** Start **

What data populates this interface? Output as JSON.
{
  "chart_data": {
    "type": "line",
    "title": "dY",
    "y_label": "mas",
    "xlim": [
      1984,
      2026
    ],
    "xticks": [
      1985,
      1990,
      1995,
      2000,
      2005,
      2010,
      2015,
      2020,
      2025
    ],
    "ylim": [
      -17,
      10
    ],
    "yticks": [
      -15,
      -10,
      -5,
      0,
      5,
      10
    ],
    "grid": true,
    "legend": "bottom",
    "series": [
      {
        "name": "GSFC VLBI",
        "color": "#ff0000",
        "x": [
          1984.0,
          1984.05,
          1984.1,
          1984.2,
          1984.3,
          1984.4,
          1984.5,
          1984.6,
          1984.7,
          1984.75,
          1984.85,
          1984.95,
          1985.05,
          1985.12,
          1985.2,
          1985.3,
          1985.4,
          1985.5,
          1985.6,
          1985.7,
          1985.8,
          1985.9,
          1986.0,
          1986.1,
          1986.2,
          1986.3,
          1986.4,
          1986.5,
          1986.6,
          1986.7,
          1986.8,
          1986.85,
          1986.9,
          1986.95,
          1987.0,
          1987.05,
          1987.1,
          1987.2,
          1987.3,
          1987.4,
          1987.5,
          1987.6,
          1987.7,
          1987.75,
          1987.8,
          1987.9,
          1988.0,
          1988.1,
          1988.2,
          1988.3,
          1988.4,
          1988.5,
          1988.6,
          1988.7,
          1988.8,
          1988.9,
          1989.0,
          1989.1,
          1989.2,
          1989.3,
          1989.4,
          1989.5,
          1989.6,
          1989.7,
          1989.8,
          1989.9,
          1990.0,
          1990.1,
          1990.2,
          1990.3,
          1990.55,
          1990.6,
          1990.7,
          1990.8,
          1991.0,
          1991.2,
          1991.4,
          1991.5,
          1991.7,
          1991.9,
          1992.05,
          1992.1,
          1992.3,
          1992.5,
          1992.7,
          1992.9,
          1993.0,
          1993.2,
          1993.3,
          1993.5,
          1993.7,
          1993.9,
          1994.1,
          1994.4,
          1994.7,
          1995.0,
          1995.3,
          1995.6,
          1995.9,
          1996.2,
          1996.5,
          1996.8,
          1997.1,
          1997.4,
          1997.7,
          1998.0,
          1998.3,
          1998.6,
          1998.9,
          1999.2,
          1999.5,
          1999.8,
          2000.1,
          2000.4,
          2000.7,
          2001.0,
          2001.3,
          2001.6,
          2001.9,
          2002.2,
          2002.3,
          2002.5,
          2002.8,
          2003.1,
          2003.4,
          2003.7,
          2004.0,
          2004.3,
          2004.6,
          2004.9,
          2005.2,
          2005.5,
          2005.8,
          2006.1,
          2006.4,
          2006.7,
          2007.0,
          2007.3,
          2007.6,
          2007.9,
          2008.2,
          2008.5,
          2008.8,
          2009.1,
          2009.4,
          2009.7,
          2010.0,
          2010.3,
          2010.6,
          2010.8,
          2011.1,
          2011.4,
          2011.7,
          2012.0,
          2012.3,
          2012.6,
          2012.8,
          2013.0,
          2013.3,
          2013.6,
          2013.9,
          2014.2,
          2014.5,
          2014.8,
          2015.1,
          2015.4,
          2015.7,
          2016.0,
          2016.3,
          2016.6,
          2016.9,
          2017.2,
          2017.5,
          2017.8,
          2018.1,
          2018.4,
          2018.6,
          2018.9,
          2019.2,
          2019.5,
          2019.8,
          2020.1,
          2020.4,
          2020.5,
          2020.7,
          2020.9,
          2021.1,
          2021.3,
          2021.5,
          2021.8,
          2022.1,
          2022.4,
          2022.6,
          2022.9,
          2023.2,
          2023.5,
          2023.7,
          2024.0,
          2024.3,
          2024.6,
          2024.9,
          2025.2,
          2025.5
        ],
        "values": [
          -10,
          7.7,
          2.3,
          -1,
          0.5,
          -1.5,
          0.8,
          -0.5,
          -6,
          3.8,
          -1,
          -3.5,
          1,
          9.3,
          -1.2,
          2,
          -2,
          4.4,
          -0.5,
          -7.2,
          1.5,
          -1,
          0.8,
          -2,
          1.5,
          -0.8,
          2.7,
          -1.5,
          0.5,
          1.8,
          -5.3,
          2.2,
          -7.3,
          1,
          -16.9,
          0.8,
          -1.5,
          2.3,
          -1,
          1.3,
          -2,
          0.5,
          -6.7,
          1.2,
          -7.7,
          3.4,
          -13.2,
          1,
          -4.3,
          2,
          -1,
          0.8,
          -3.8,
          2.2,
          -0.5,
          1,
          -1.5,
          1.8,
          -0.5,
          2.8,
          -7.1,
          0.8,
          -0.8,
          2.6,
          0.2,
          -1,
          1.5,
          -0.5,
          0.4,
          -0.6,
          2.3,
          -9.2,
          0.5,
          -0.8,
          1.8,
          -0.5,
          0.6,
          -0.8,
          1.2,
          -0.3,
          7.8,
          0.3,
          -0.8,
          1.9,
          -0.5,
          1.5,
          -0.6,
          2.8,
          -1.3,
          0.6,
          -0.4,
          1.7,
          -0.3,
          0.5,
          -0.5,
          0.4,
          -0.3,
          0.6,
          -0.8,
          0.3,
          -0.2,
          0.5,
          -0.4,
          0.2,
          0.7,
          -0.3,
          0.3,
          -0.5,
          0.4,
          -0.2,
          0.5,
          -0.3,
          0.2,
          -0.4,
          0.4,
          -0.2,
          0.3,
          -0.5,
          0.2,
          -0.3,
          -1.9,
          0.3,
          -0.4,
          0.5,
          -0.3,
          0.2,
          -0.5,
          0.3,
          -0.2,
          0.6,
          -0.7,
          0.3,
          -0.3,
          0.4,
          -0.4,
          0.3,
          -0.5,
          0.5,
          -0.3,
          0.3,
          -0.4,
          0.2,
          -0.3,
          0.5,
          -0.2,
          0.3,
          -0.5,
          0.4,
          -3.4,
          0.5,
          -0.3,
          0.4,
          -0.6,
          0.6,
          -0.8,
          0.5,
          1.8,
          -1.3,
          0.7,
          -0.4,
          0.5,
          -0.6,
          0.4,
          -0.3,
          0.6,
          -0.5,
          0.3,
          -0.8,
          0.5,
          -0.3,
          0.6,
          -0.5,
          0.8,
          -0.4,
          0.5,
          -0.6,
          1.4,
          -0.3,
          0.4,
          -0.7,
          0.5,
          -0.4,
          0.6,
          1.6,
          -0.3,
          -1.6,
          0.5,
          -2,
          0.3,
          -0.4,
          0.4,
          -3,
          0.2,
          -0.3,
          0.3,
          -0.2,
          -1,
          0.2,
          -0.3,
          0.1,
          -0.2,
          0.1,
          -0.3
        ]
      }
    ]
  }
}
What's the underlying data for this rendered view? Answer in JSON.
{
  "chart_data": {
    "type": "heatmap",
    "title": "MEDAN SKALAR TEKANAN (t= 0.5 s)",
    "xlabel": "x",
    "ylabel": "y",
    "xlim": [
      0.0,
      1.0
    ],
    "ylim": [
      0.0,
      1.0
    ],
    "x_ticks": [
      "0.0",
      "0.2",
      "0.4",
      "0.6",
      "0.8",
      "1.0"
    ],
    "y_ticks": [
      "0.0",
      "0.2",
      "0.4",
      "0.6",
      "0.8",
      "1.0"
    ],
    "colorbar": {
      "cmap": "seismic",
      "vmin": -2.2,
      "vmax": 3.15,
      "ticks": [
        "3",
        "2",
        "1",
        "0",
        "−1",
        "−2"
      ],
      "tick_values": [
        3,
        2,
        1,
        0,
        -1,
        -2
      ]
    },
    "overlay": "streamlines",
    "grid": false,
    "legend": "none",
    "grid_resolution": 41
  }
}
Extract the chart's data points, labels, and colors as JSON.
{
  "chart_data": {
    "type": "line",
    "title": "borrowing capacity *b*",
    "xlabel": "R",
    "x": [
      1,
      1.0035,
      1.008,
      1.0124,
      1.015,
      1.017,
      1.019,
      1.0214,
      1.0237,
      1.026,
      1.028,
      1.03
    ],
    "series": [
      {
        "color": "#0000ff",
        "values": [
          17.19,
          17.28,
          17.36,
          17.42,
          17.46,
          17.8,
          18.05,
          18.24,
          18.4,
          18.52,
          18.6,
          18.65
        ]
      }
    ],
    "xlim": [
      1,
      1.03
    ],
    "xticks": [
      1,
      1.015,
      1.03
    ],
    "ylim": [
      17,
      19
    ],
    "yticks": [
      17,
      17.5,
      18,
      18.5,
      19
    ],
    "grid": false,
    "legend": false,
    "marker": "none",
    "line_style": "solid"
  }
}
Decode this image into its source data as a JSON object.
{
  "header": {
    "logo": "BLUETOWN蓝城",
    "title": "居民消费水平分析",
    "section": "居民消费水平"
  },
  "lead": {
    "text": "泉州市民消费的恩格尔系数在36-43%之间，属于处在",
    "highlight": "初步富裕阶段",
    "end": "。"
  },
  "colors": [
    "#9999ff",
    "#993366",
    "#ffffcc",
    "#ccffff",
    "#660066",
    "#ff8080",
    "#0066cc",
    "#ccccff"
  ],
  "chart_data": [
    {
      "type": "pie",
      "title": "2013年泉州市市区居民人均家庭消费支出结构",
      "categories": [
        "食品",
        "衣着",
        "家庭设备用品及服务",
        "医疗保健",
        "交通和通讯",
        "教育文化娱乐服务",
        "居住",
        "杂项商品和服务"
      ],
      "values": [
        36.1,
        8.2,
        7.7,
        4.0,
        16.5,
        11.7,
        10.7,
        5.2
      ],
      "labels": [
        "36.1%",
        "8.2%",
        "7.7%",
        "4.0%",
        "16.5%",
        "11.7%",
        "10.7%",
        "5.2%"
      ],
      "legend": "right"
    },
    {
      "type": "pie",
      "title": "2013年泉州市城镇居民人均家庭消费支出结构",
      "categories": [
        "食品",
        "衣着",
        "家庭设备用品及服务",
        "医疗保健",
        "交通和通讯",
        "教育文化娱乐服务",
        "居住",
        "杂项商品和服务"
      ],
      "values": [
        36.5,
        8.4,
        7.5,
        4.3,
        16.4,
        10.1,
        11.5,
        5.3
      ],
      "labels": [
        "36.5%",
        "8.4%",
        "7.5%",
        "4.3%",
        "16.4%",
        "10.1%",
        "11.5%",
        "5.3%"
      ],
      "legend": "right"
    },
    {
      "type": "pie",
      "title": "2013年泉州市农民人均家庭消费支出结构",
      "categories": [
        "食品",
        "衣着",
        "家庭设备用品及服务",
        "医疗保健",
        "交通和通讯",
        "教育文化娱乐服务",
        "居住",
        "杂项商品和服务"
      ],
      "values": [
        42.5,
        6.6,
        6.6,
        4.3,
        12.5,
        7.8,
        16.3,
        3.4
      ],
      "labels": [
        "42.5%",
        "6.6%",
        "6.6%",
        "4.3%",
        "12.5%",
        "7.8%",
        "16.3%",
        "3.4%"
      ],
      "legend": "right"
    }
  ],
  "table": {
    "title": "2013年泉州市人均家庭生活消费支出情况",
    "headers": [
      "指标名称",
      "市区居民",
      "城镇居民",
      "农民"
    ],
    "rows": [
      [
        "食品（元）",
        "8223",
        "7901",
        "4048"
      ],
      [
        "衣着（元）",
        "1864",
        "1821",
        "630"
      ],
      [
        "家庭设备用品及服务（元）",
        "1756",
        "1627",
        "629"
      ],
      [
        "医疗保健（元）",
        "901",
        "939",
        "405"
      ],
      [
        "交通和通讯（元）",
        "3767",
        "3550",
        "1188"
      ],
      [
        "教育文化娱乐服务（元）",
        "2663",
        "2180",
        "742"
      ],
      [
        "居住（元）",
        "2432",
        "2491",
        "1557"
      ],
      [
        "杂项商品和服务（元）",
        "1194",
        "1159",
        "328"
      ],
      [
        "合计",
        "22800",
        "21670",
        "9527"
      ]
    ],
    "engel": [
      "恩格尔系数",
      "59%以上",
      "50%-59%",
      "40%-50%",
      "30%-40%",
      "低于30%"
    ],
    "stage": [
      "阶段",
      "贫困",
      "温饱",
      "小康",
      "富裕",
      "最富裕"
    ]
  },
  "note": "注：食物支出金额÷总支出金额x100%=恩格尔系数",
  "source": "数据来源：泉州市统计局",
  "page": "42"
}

** End **

- _EXERCISE_
List all lines where "JSON" occurs.

- _ANSWER BELOW_
What data populates this interface? Output as JSON.
What's the underlying data for this rendered view? Answer in JSON.
Extract the chart's data points, labels, and colors as JSON.
Decode this image into its source data as a JSON object.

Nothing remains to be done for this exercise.